Actions to take:
a: From the text on subjective segmentation and K means clustering below, list the factors it names as important to consider in a clustering or segmentation mechanism.
b: Translate this sentence from the text on subjective segmentation and K means clustering below into Spanish: "Subjective segmentation is also called unsupervised segmentation."

Document section:

=-=-=-=-=

Subjective Segmentation and K Means Clustering

Segmentation is a structured and iterative process to group objects – customers, accounts or transactions – into similar segments.

Objective Segmentation requires label or tagging for the input objects. For example, in case of credit card applications, the labels are assigned as good and bad to the input applications.  The segmentation techniques help to differentiate good customers and bad customers based on certain variables or attributes.

Subjective Segmentation does not require labeling of the objects. Segmentation Techniques such as K means clustering interactively groups the objects into different segments based on input variables. Subjective segmentation is also called unsupervised segmentation.

Some of the important factors to be considered in clustering or segmentation mechanism are

    • Optimal or initial number of segments: What is initial number of clusters to be used? Or what is optimal number of clusters for the input dataset or objects
    •  Clustering Variables or attributes: What objective attributes or variables will be used to compare objects?
    • Similarity Measures: How object will be defined similar?
    • Clustering Approach such as  Divisive or Agglomerative

In the Divisive clustering, the full input data set is regarded as a single cluster to start with then based on input list of attributes and similarity measures, the objects will be recursively split into multiple segments until required conditions are met.  Whereas In the agglomerative clustering, each object is regarded as cluster then recursively these clusters are merged together based on similarity measures until meets required stop criteria.

=-=-=-=-=

Data items:
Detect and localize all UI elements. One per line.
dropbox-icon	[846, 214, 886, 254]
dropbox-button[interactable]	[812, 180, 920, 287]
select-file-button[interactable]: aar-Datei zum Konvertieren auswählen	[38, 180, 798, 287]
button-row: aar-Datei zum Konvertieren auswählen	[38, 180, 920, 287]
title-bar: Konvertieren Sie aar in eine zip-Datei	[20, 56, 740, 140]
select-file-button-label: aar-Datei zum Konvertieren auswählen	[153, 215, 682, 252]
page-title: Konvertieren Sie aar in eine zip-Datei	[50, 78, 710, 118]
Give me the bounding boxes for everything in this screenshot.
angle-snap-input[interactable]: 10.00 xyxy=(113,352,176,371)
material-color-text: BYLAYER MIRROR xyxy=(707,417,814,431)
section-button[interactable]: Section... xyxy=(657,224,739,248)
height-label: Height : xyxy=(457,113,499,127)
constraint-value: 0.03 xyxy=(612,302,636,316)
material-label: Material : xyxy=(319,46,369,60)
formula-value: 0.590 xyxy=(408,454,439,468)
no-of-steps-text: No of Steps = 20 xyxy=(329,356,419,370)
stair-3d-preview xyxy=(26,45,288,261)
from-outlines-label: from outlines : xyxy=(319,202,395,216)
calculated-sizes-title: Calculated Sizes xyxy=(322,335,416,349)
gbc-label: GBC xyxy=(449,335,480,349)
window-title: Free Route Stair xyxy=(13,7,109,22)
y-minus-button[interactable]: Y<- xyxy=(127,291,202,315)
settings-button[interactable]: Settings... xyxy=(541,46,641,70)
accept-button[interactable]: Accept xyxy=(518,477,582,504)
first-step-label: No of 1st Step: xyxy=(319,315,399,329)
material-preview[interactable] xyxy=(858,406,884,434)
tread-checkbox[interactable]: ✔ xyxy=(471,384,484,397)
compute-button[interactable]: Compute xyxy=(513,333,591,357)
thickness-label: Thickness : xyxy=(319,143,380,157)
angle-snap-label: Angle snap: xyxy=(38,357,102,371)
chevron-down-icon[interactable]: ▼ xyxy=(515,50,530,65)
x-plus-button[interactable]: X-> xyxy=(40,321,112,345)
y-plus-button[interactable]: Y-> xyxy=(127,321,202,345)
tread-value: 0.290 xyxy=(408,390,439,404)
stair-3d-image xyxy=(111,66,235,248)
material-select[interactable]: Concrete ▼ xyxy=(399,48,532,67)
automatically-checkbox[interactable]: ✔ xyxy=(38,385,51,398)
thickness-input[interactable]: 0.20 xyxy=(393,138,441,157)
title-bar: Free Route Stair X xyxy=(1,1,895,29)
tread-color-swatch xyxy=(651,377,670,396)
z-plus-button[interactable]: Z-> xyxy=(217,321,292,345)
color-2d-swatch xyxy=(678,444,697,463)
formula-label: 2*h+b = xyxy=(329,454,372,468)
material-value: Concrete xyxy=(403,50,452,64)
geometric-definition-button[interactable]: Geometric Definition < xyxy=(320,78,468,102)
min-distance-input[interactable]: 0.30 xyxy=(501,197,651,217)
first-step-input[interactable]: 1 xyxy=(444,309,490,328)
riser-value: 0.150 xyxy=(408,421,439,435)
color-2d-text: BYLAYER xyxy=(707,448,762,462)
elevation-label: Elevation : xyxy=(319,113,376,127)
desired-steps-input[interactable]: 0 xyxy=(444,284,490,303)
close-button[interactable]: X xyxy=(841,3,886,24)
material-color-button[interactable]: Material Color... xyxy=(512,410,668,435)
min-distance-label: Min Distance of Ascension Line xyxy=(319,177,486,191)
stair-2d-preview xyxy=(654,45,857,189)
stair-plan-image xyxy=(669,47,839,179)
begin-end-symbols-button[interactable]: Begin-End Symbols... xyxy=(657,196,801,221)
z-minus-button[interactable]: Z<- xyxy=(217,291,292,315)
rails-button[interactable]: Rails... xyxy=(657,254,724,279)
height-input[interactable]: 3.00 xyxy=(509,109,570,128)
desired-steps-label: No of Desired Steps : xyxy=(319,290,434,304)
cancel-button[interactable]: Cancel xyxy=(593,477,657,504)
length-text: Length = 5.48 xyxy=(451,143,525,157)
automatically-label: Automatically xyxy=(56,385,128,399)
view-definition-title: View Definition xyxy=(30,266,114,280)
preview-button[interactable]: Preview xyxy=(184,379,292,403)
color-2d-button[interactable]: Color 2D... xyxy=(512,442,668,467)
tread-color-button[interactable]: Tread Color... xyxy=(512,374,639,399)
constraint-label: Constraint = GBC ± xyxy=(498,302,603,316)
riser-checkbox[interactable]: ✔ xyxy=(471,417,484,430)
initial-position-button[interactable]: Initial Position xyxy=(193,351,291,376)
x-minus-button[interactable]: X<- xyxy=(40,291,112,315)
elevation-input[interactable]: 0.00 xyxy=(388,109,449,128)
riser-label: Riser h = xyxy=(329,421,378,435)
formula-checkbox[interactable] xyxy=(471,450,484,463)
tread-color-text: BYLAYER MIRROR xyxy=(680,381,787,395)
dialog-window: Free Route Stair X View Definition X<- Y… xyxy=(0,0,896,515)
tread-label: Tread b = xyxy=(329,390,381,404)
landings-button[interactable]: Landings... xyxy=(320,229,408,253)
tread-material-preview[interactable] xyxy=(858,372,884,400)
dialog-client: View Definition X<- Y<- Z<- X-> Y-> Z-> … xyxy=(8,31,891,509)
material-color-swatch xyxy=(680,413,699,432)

=-=-=-=-=

Answers below:
a:
- Optimal or initial number of segments
- Clustering variables or attributes
- Similarity measures
- Clustering approach, such as divisive or agglomerative

b: La segmentación subjetiva también se denomina segmentación no supervisada.